**Work to be completed**
Find each line containing the string "JSON". Copy it.

--

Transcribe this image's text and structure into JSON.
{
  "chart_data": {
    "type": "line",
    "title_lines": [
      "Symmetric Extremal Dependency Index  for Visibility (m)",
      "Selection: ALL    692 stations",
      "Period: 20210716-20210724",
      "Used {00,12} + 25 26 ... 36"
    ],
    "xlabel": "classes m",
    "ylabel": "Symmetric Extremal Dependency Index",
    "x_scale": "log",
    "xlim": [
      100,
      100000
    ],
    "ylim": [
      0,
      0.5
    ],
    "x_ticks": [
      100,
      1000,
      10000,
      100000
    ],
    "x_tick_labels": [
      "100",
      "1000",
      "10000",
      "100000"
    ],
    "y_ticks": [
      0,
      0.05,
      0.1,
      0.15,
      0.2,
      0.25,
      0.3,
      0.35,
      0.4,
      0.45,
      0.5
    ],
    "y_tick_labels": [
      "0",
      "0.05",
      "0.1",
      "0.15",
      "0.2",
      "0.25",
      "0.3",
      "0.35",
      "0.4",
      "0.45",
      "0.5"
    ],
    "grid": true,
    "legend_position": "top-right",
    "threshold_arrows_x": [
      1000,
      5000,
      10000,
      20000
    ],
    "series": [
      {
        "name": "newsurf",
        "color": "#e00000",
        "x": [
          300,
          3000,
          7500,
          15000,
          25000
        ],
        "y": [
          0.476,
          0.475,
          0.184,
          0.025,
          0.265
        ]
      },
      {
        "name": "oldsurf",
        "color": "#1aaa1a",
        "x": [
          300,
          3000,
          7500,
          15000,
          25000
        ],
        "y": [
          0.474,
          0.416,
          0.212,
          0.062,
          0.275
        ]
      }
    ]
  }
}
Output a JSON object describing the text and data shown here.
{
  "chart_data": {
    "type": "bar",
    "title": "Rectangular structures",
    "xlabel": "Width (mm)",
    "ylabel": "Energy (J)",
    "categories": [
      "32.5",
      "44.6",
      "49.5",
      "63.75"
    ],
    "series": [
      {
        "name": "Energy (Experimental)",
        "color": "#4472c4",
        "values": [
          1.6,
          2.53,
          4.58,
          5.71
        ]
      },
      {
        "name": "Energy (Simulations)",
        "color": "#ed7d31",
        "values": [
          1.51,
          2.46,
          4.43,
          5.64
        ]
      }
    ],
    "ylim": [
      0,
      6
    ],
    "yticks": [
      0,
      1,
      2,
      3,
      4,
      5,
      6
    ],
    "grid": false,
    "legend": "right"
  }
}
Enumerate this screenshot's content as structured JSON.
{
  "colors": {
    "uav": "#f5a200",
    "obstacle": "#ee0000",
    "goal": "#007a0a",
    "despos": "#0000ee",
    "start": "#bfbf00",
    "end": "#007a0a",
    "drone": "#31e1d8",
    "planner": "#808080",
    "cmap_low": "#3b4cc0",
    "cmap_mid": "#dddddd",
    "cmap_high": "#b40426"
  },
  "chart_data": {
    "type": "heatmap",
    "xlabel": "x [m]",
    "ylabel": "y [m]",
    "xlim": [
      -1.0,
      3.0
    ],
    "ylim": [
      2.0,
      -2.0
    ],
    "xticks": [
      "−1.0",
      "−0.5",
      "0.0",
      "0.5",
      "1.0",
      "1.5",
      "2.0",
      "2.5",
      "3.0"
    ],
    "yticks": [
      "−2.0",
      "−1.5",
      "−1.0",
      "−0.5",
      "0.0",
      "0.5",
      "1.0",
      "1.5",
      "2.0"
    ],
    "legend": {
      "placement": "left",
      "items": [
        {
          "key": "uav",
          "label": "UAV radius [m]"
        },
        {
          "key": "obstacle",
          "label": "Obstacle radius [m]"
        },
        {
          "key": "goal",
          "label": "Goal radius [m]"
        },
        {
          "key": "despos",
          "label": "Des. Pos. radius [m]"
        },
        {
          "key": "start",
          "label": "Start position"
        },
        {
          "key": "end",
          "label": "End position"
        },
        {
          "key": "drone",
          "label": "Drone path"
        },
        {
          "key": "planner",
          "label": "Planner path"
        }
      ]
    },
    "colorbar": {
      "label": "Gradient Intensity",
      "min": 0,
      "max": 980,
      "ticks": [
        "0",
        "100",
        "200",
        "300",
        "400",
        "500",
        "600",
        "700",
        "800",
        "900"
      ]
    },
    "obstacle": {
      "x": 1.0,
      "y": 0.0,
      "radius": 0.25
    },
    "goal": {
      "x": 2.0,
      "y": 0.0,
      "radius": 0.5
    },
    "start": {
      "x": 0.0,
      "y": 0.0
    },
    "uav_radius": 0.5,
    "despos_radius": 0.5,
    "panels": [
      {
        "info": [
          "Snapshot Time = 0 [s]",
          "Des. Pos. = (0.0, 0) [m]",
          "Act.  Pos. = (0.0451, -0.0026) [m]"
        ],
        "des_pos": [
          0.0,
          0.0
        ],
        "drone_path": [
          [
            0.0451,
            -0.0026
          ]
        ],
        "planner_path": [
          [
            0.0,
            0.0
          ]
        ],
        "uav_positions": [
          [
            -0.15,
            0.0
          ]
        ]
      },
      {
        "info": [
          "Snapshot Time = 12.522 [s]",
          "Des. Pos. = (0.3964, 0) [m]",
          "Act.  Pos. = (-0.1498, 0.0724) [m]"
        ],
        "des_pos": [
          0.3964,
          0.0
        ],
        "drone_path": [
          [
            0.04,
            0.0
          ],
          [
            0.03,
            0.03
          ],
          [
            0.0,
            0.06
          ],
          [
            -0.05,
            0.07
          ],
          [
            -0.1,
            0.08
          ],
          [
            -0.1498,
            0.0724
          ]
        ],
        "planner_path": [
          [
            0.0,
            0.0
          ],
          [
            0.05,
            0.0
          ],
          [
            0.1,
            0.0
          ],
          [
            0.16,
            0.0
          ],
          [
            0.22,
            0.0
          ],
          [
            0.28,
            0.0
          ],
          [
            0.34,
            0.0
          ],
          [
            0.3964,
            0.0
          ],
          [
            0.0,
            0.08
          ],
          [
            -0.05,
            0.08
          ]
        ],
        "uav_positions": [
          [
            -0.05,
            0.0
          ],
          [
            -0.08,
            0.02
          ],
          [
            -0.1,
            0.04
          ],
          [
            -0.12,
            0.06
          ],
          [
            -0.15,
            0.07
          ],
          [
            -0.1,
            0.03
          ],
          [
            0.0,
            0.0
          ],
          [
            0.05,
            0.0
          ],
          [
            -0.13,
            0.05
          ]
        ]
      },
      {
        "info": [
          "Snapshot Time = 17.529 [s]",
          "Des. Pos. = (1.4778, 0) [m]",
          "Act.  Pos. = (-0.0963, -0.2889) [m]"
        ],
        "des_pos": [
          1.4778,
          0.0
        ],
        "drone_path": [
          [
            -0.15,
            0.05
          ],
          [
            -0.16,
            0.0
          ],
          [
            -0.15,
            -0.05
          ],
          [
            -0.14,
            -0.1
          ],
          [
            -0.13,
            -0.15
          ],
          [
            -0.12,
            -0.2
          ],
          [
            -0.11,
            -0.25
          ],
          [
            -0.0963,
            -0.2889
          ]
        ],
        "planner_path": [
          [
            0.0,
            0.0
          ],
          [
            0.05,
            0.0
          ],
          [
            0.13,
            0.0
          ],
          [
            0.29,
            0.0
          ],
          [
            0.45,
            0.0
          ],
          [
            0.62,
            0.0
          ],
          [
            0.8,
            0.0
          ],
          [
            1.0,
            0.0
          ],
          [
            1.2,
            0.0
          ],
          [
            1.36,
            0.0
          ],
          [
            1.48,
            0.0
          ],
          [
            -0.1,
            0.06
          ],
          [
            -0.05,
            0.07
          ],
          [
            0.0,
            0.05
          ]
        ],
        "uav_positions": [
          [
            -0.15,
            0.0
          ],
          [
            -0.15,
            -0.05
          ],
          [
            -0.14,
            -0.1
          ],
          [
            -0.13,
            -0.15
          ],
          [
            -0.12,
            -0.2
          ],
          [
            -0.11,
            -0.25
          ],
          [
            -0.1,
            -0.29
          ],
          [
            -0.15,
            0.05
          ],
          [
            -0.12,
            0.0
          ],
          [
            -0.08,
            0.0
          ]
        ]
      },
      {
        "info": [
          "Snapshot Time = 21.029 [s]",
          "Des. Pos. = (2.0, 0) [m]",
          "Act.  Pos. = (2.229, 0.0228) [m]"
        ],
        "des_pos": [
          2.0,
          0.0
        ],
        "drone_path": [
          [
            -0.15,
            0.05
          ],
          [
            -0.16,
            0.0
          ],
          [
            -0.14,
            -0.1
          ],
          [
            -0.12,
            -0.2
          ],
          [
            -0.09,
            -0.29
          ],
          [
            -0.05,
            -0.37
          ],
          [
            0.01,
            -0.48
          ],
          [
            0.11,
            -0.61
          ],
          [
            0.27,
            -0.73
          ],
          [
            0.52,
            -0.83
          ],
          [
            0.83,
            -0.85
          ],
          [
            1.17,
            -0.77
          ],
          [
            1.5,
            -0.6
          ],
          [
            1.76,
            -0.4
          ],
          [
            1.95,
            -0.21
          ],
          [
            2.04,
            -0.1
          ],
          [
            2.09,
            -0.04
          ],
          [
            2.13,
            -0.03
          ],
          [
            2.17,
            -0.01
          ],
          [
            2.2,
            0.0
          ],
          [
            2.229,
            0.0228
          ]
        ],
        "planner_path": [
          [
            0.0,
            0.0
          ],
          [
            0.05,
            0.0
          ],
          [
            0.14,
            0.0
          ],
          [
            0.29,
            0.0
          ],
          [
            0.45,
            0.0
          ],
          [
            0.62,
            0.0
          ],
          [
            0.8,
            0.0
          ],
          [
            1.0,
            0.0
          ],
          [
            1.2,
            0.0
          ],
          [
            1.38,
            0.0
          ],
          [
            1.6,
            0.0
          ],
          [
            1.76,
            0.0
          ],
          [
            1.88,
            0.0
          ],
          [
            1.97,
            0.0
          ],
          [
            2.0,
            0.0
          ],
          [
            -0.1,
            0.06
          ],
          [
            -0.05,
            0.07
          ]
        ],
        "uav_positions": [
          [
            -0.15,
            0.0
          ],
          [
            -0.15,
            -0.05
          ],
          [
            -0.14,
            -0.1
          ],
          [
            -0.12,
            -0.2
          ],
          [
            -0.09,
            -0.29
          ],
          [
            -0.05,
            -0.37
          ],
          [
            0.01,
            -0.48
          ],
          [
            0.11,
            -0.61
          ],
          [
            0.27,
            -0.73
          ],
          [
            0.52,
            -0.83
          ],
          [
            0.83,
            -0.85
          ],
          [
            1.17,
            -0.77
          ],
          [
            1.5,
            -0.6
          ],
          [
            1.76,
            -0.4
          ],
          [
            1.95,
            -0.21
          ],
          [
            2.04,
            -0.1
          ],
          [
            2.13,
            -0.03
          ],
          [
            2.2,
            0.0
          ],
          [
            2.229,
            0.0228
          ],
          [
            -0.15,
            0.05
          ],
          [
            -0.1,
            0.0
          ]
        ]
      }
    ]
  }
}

--

**The completed task**
Transcribe this image's text and structure into JSON.
Output a JSON object describing the text and data shown here.
Enumerate this screenshot's content as structured JSON.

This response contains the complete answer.